== STATED EXERCISE ==
State how many lines of the data contain the word "Accounts", and write nothing besides the number.

== DATA PROVIDED ==

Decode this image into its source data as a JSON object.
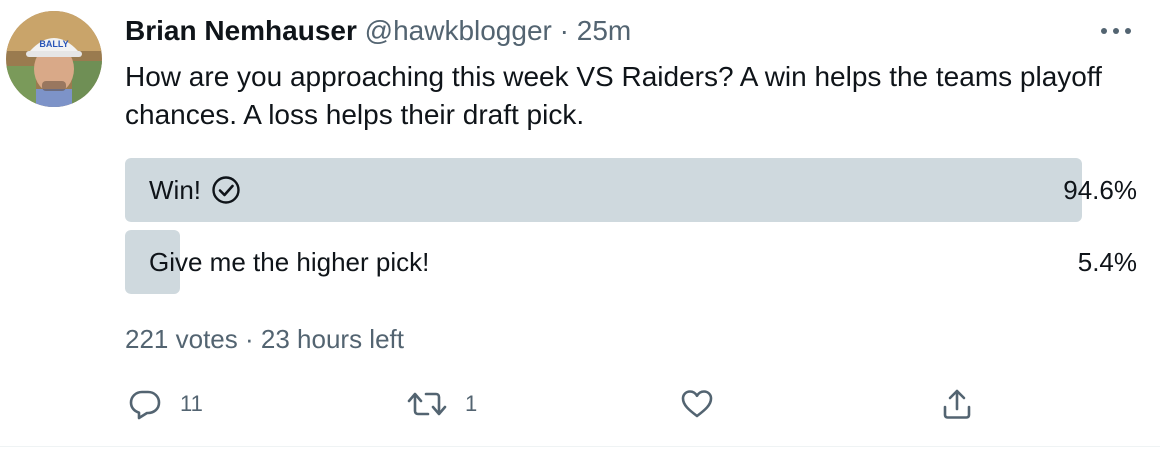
{
  "author": {
    "name": "Brian Nemhauser",
    "handle": "@hawkblogger",
    "separator": "·",
    "time": "25m",
    "avatar_hat_text": "BALLY"
  },
  "tweet": {
    "text": "How are you approaching this week VS Raiders? A win helps the teams playoff chances. A loss helps their draft pick."
  },
  "poll": {
    "options": [
      {
        "label": "Win!",
        "percent_text": "94.6%",
        "percent": 94.6,
        "winner": true
      },
      {
        "label": "Give me the higher pick!",
        "percent_text": "5.4%",
        "percent": 5.4,
        "winner": false
      }
    ],
    "votes": "221 votes",
    "separator": "·",
    "time_left": "23 hours left"
  },
  "actions": {
    "reply_count": "11",
    "retweet_count": "1",
    "like_count": "",
    "share_count": ""
  },
  "icons": {
    "more": "more-icon",
    "check": "check-circle-icon",
    "reply": "reply-icon",
    "retweet": "retweet-icon",
    "like": "like-icon",
    "share": "share-icon"
  },
  "colors": {
    "bar": "#cfd9de",
    "secondary_text": "#536471",
    "primary_text": "#0f1419"
  }
}
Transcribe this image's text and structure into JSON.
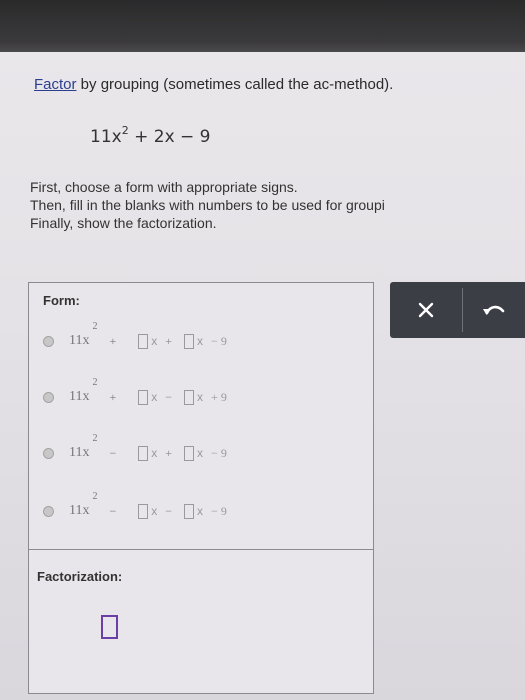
{
  "instruction": {
    "link": "Factor",
    "rest": " by grouping (sometimes called the ac-method)."
  },
  "expression": {
    "coef": "11x",
    "exp": "2",
    "rest": " + 2x − 9"
  },
  "steps": [
    "First, choose a form with appropriate signs.",
    "Then, fill in the blanks with numbers to be used for groupi",
    "Finally, show the factorization."
  ],
  "form": {
    "label": "Form:",
    "options": [
      {
        "term": "11x",
        "exp": "2",
        "op1": "+",
        "x1": "x",
        "op2": "+",
        "x2": "x",
        "const": "− 9"
      },
      {
        "term": "11x",
        "exp": "2",
        "op1": "+",
        "x1": "x",
        "op2": "−",
        "x2": "x",
        "const": "+ 9"
      },
      {
        "term": "11x",
        "exp": "2",
        "op1": "−",
        "x1": "x",
        "op2": "+",
        "x2": "x",
        "const": "− 9"
      },
      {
        "term": "11x",
        "exp": "2",
        "op1": "−",
        "x1": "x",
        "op2": "−",
        "x2": "x",
        "const": "− 9"
      }
    ]
  },
  "factorization": {
    "label": "Factorization:"
  },
  "toolbar": {
    "clear_icon": "close-icon",
    "undo_icon": "undo-icon",
    "bg_color": "#3c3e45"
  },
  "colors": {
    "link": "#2c3f8f",
    "answer_box": "#6b3fa5"
  }
}
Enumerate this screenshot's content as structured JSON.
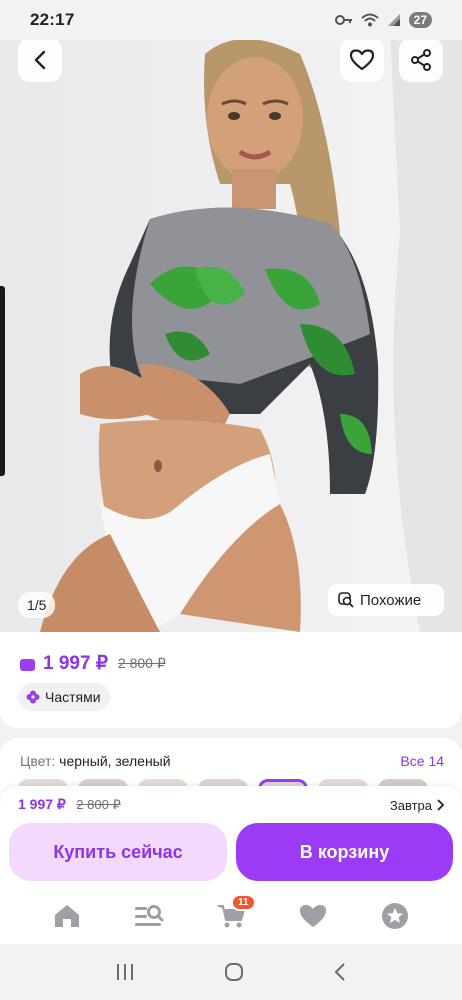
{
  "status": {
    "time": "22:17",
    "battery": "27"
  },
  "product": {
    "image_counter": "1/5",
    "similar_label": "Похожие",
    "price": "1 997 ₽",
    "old_price": "2 800 ₽",
    "installments_label": "Частями",
    "color_key": "Цвет:",
    "color_value": "черный, зеленый",
    "color_all": "Все 14"
  },
  "purchase": {
    "price": "1 997 ₽",
    "old_price": "2 800 ₽",
    "delivery": "Завтра",
    "buy_now_label": "Купить сейчас",
    "add_to_cart_label": "В корзину"
  },
  "nav": {
    "items": [
      {
        "icon": "home-icon"
      },
      {
        "icon": "catalog-search-icon"
      },
      {
        "icon": "cart-icon",
        "badge": "11"
      },
      {
        "icon": "heart-icon"
      },
      {
        "icon": "profile-star-icon"
      }
    ]
  },
  "colors": {
    "accent": "#8d35e8",
    "accent_button": "#9b3bf5",
    "light_button": "#f3d9fb",
    "badge": "#f2562f"
  }
}
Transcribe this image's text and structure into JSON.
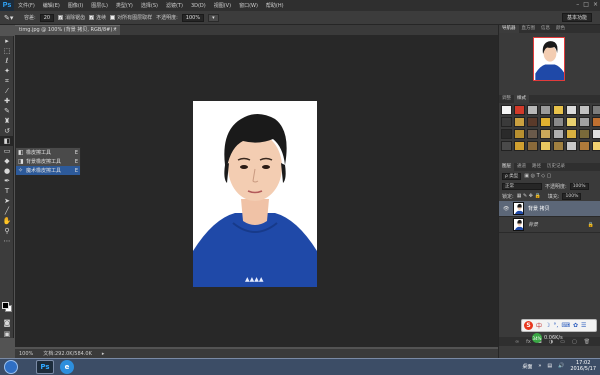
{
  "menubar": {
    "logo": "Ps",
    "items": [
      "文件(F)",
      "编辑(E)",
      "图像(I)",
      "图层(L)",
      "类型(Y)",
      "选择(S)",
      "滤镜(T)",
      "3D(D)",
      "视图(V)",
      "窗口(W)",
      "帮助(H)"
    ],
    "window_buttons": [
      "–",
      "□",
      "×"
    ]
  },
  "options": {
    "tool_icon": "brush-icon",
    "tolerance_label": "容差:",
    "tolerance_value": "20",
    "antialias_label": "消除锯齿",
    "contiguous_label": "连续",
    "all_layers_label": "对所有图层取样",
    "opacity_label": "不透明度:",
    "opacity_value": "100%",
    "workspace": "基本功能"
  },
  "document": {
    "tab_title": "timg.jpg @ 100% (背景 拷贝, RGB/8#) *",
    "close": "×"
  },
  "flyout": {
    "items": [
      {
        "label": "橡皮擦工具",
        "key": "E",
        "selected": false
      },
      {
        "label": "背景橡皮擦工具",
        "key": "E",
        "selected": false
      },
      {
        "label": "魔术橡皮擦工具",
        "key": "E",
        "selected": true
      }
    ]
  },
  "status": {
    "zoom": "100%",
    "doc_size": "文档:292.0K/584.0K"
  },
  "panels": {
    "nav_tabs": [
      "导航器",
      "直方图",
      "信息",
      "颜色"
    ],
    "style_tabs": [
      "调整",
      "样式"
    ],
    "layer_tabs": [
      "图层",
      "通道",
      "路径",
      "历史记录"
    ],
    "filter_label": "ρ 类型",
    "blend_mode": "正常",
    "opacity_label": "不透明度:",
    "opacity_value": "100%",
    "lock_label": "锁定:",
    "fill_label": "填充:",
    "fill_value": "100%",
    "layers": [
      {
        "name": "背景 拷贝",
        "selected": true,
        "locked": false
      },
      {
        "name": "背景",
        "selected": false,
        "locked": true
      }
    ],
    "style_colors": [
      "#f4f4f4",
      "#d23a2a",
      "#b8b8b8",
      "#9a9a9a",
      "#e8c24a",
      "#dcdcdc",
      "#c0c0c0",
      "#7c7c7c",
      "#3a3a3a",
      "#caa040",
      "#5a3a2a",
      "#e0b030",
      "#8a8a8a",
      "#e8d070",
      "#a0a0a0",
      "#c07030",
      "#2a2a2a",
      "#b89030",
      "#6a5a4a",
      "#caa85a",
      "#b0b0b0",
      "#d8b040",
      "#7a6a3a",
      "#e0e0e0",
      "#4a4a4a",
      "#d0a030",
      "#8a6a3a",
      "#e8c860",
      "#a08040",
      "#c8c8c8",
      "#b07a3a",
      "#f0d070"
    ]
  },
  "tray": {
    "ime_letter": "S",
    "ime_text": "中",
    "net_percent": "34%",
    "net_speed": "0.06K/s",
    "desktop": "桌面",
    "time": "17:02",
    "date": "2016/5/17"
  },
  "taskbar": {
    "ps_label": "Ps",
    "ie_label": "e"
  }
}
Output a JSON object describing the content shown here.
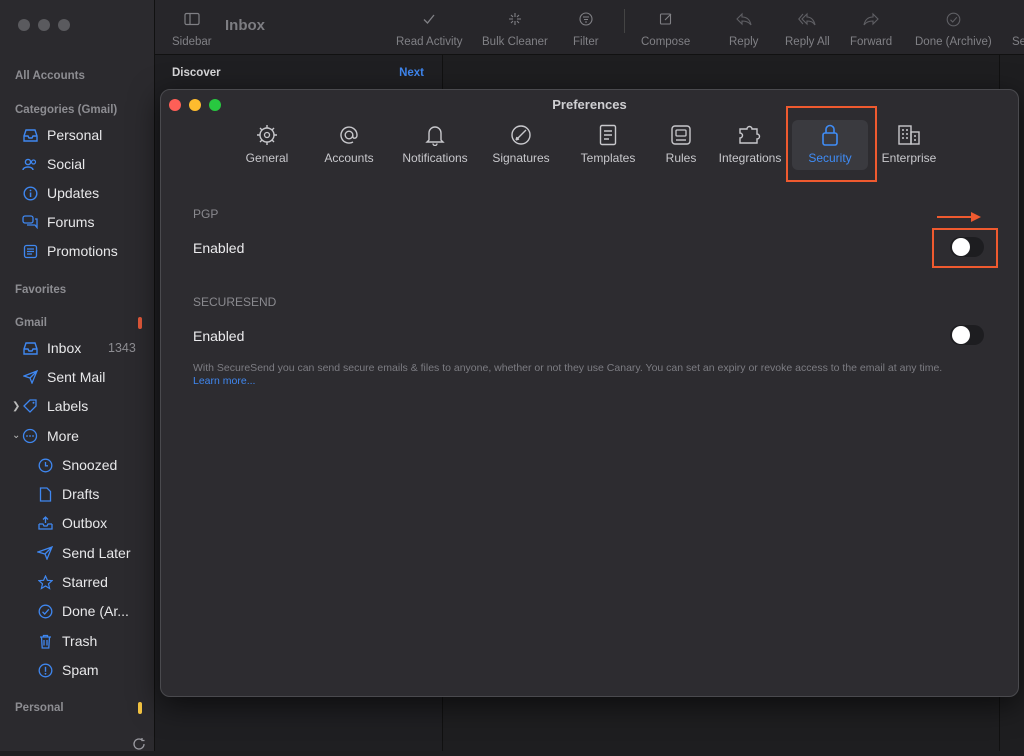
{
  "sidebar": {
    "all_accounts": "All Accounts",
    "categories_heading": "Categories (Gmail)",
    "categories": [
      {
        "label": "Personal",
        "icon": "inbox-tray-icon"
      },
      {
        "label": "Social",
        "icon": "people-icon"
      },
      {
        "label": "Updates",
        "icon": "info-circle-icon"
      },
      {
        "label": "Forums",
        "icon": "chat-bubbles-icon"
      },
      {
        "label": "Promotions",
        "icon": "tag-list-icon"
      }
    ],
    "favorites_heading": "Favorites",
    "gmail_heading": "Gmail",
    "gmail_items": [
      {
        "label": "Inbox",
        "count": "1343",
        "icon": "inbox-tray-icon"
      },
      {
        "label": "Sent Mail",
        "icon": "paper-plane-icon"
      },
      {
        "label": "Labels",
        "icon": "label-tag-icon"
      },
      {
        "label": "More",
        "icon": "ellipsis-circle-icon"
      }
    ],
    "more_items": [
      {
        "label": "Snoozed",
        "icon": "clock-icon"
      },
      {
        "label": "Drafts",
        "icon": "document-icon"
      },
      {
        "label": "Outbox",
        "icon": "outbox-tray-icon"
      },
      {
        "label": "Send Later",
        "icon": "send-later-icon"
      },
      {
        "label": "Starred",
        "icon": "star-icon"
      },
      {
        "label": "Done (Ar...",
        "icon": "checkmark-circle-icon"
      },
      {
        "label": "Trash",
        "icon": "trash-icon"
      },
      {
        "label": "Spam",
        "icon": "exclamation-circle-icon"
      }
    ],
    "personal_heading": "Personal",
    "accent_gmail": "#e0583a",
    "accent_personal": "#f5c542"
  },
  "toolbar": {
    "sidebar_label": "Sidebar",
    "title": "Inbox",
    "read_activity": "Read Activity",
    "bulk_cleaner": "Bulk Cleaner",
    "filter": "Filter",
    "compose": "Compose",
    "reply": "Reply",
    "reply_all": "Reply All",
    "forward": "Forward",
    "done_archive": "Done (Archive)",
    "cut_off": "Se"
  },
  "list": {
    "discover": "Discover",
    "next": "Next"
  },
  "preferences": {
    "title": "Preferences",
    "tabs": [
      {
        "label": "General",
        "icon": "gear-icon"
      },
      {
        "label": "Accounts",
        "icon": "at-sign-icon"
      },
      {
        "label": "Notifications",
        "icon": "bell-icon"
      },
      {
        "label": "Signatures",
        "icon": "signature-pen-icon"
      },
      {
        "label": "Templates",
        "icon": "template-doc-icon"
      },
      {
        "label": "Rules",
        "icon": "rules-icon"
      },
      {
        "label": "Integrations",
        "icon": "puzzle-icon"
      },
      {
        "label": "Security",
        "icon": "lock-icon"
      },
      {
        "label": "Enterprise",
        "icon": "building-icon"
      }
    ],
    "active_tab": "Security",
    "pgp_heading": "PGP",
    "pgp_enabled_label": "Enabled",
    "pgp_enabled": false,
    "securesend_heading": "SECURESEND",
    "securesend_enabled_label": "Enabled",
    "securesend_enabled": false,
    "securesend_desc": "With SecureSend you can send secure emails & files to anyone, whether or not they use Canary. You can set an expiry or revoke access to the email at any time.",
    "learn_more": "Learn more...",
    "accent": "#3f8cf6",
    "highlight": "#ef5a2f"
  }
}
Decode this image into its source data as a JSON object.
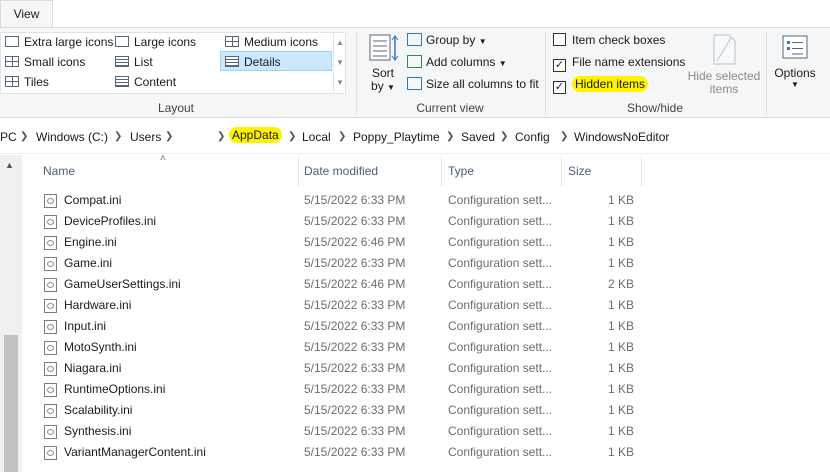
{
  "tabs": {
    "view": "View"
  },
  "layout": {
    "items": [
      {
        "label": "Extra large icons"
      },
      {
        "label": "Large icons"
      },
      {
        "label": "Medium icons"
      },
      {
        "label": "Small icons"
      },
      {
        "label": "List"
      },
      {
        "label": "Details"
      },
      {
        "label": "Tiles"
      },
      {
        "label": "Content"
      }
    ],
    "group_label": "Layout",
    "selected": "Details"
  },
  "current_view": {
    "sort_label": "Sort",
    "sort_by": "by",
    "group_by": "Group by",
    "add_columns": "Add columns",
    "size_all": "Size all columns to fit",
    "group_label": "Current view"
  },
  "show_hide": {
    "item_check_boxes": {
      "label": "Item check boxes",
      "checked": false
    },
    "file_name_extensions": {
      "label": "File name extensions",
      "checked": true
    },
    "hidden_items": {
      "label": "Hidden items",
      "checked": true
    },
    "hide_selected_line1": "Hide selected",
    "hide_selected_line2": "items",
    "group_label": "Show/hide"
  },
  "options": {
    "label": "Options"
  },
  "breadcrumb": [
    "PC",
    "Windows (C:)",
    "Users",
    "AppData",
    "Local",
    "Poppy_Playtime",
    "Saved",
    "Config",
    "WindowsNoEditor"
  ],
  "columns": {
    "name": "Name",
    "date": "Date modified",
    "type": "Type",
    "size": "Size"
  },
  "files": [
    {
      "name": "Compat.ini",
      "date": "5/15/2022 6:33 PM",
      "type": "Configuration sett...",
      "size": "1 KB"
    },
    {
      "name": "DeviceProfiles.ini",
      "date": "5/15/2022 6:33 PM",
      "type": "Configuration sett...",
      "size": "1 KB"
    },
    {
      "name": "Engine.ini",
      "date": "5/15/2022 6:46 PM",
      "type": "Configuration sett...",
      "size": "1 KB"
    },
    {
      "name": "Game.ini",
      "date": "5/15/2022 6:33 PM",
      "type": "Configuration sett...",
      "size": "1 KB"
    },
    {
      "name": "GameUserSettings.ini",
      "date": "5/15/2022 6:46 PM",
      "type": "Configuration sett...",
      "size": "2 KB"
    },
    {
      "name": "Hardware.ini",
      "date": "5/15/2022 6:33 PM",
      "type": "Configuration sett...",
      "size": "1 KB"
    },
    {
      "name": "Input.ini",
      "date": "5/15/2022 6:33 PM",
      "type": "Configuration sett...",
      "size": "1 KB"
    },
    {
      "name": "MotoSynth.ini",
      "date": "5/15/2022 6:33 PM",
      "type": "Configuration sett...",
      "size": "1 KB"
    },
    {
      "name": "Niagara.ini",
      "date": "5/15/2022 6:33 PM",
      "type": "Configuration sett...",
      "size": "1 KB"
    },
    {
      "name": "RuntimeOptions.ini",
      "date": "5/15/2022 6:33 PM",
      "type": "Configuration sett...",
      "size": "1 KB"
    },
    {
      "name": "Scalability.ini",
      "date": "5/15/2022 6:33 PM",
      "type": "Configuration sett...",
      "size": "1 KB"
    },
    {
      "name": "Synthesis.ini",
      "date": "5/15/2022 6:33 PM",
      "type": "Configuration sett...",
      "size": "1 KB"
    },
    {
      "name": "VariantManagerContent.ini",
      "date": "5/15/2022 6:33 PM",
      "type": "Configuration sett...",
      "size": "1 KB"
    }
  ],
  "colors": {
    "highlight": "#fff200",
    "selection": "#cce8ff",
    "header_text": "#4c607a"
  }
}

== SOLUTION TO THIS PROBLEM ==
2